What you are asked to do — Write out the full set of records exactly. Any pictures in them do not belong in the copy.

Data listing —
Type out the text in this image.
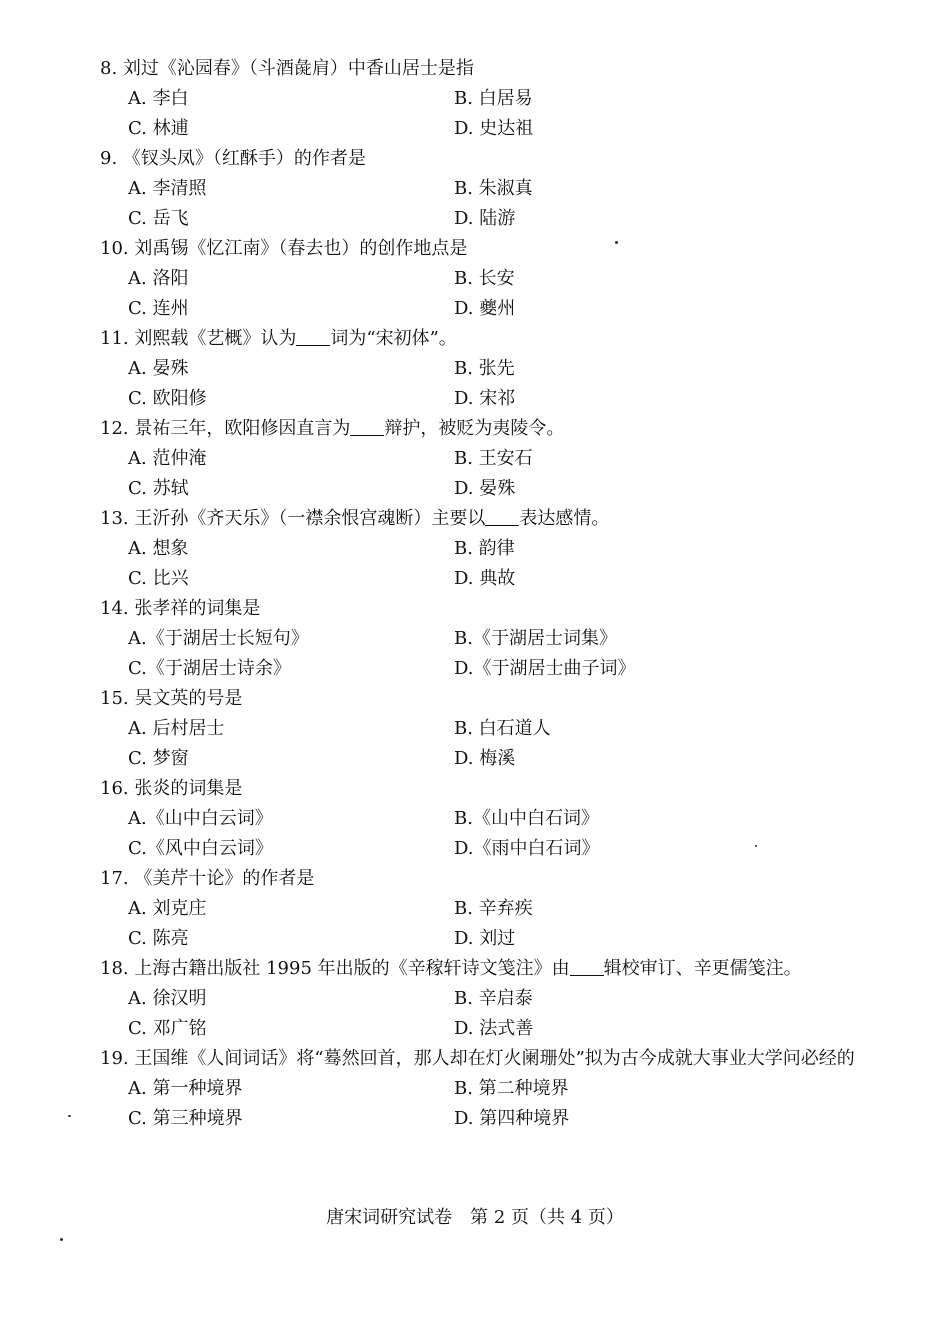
8. 刘过《沁园春》（斗酒彘肩）中香山居士是指
A. 李白	B. 白居易
C. 林逋	D. 史达祖
9. 《钗头凤》（红酥手）的作者是
A. 李清照	B. 朱淑真
C. 岳飞	D. 陆游
10. 刘禹锡《忆江南》（春去也）的创作地点是
A. 洛阳	B. 长安
C. 连州	D. 夔州
11. 刘熙载《艺概》认为 词为“宋初体”。
A. 晏殊	B. 张先
C. 欧阳修	D. 宋祁
12. 景祐三年，欧阳修因直言为 辩护，被贬为夷陵令。
A. 范仲淹	B. 王安石
C. 苏轼	D. 晏殊
13. 王沂孙《齐天乐》（一襟余恨宫魂断）主要以 表达感情。
A. 想象	B. 韵律
C. 比兴	D. 典故
14. 张孝祥的词集是
A.《于湖居士长短句》	B.《于湖居士词集》
C.《于湖居士诗余》	D.《于湖居士曲子词》
15. 吴文英的号是
A. 后村居士	B. 白石道人
C. 梦窗	D. 梅溪
16. 张炎的词集是
A.《山中白云词》	B.《山中白石词》
C.《风中白云词》	D.《雨中白石词》
17. 《美芹十论》的作者是
A. 刘克庄	B. 辛弃疾
C. 陈亮	D. 刘过
18. 上海古籍出版社 1995 年出版的《辛稼轩诗文笺注》由 辑校审订、辛更儒笺注。
A. 徐汉明	B. 辛启泰
C. 邓广铭	D. 法式善
19. 王国维《人间词话》将“蓦然回首，那人却在灯火阑珊处”拟为古今成就大事业大学问必经的
A. 第一种境界	B. 第二种境界
C. 第三种境界	D. 第四种境界
唐宋词研究试卷　第 2 页（共 4 页）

The completed task —
Type out the text in this image.
8. 刘过《沁园春》（斗酒彘肩）中香山居士是指
A. 李白	B. 白居易
C. 林逋	D. 史达祖
9. 《钗头凤》（红酥手）的作者是
A. 李清照	B. 朱淑真
C. 岳飞	D. 陆游
10. 刘禹锡《忆江南》（春去也）的创作地点是
A. 洛阳	B. 长安
C. 连州	D. 夔州
11. 刘熙载《艺概》认为 词为“宋初体”。
A. 晏殊	B. 张先
C. 欧阳修	D. 宋祁
12. 景祐三年，欧阳修因直言为 辩护，被贬为夷陵令。
A. 范仲淹	B. 王安石
C. 苏轼	D. 晏殊
13. 王沂孙《齐天乐》（一襟余恨宫魂断）主要以 表达感情。
A. 想象	B. 韵律
C. 比兴	D. 典故
14. 张孝祥的词集是
A.《于湖居士长短句》	B.《于湖居士词集》
C.《于湖居士诗余》	D.《于湖居士曲子词》
15. 吴文英的号是
A. 后村居士	B. 白石道人
C. 梦窗	D. 梅溪
16. 张炎的词集是
A.《山中白云词》	B.《山中白石词》
C.《风中白云词》	D.《雨中白石词》
17. 《美芹十论》的作者是
A. 刘克庄	B. 辛弃疾
C. 陈亮	D. 刘过
18. 上海古籍出版社 1995 年出版的《辛稼轩诗文笺注》由 辑校审订、辛更儒笺注。
A. 徐汉明	B. 辛启泰
C. 邓广铭	D. 法式善
19. 王国维《人间词话》将“蓦然回首，那人却在灯火阑珊处”拟为古今成就大事业大学问必经的
A. 第一种境界	B. 第二种境界
C. 第三种境界	D. 第四种境界
唐宋词研究试卷　第 2 页（共 4 页）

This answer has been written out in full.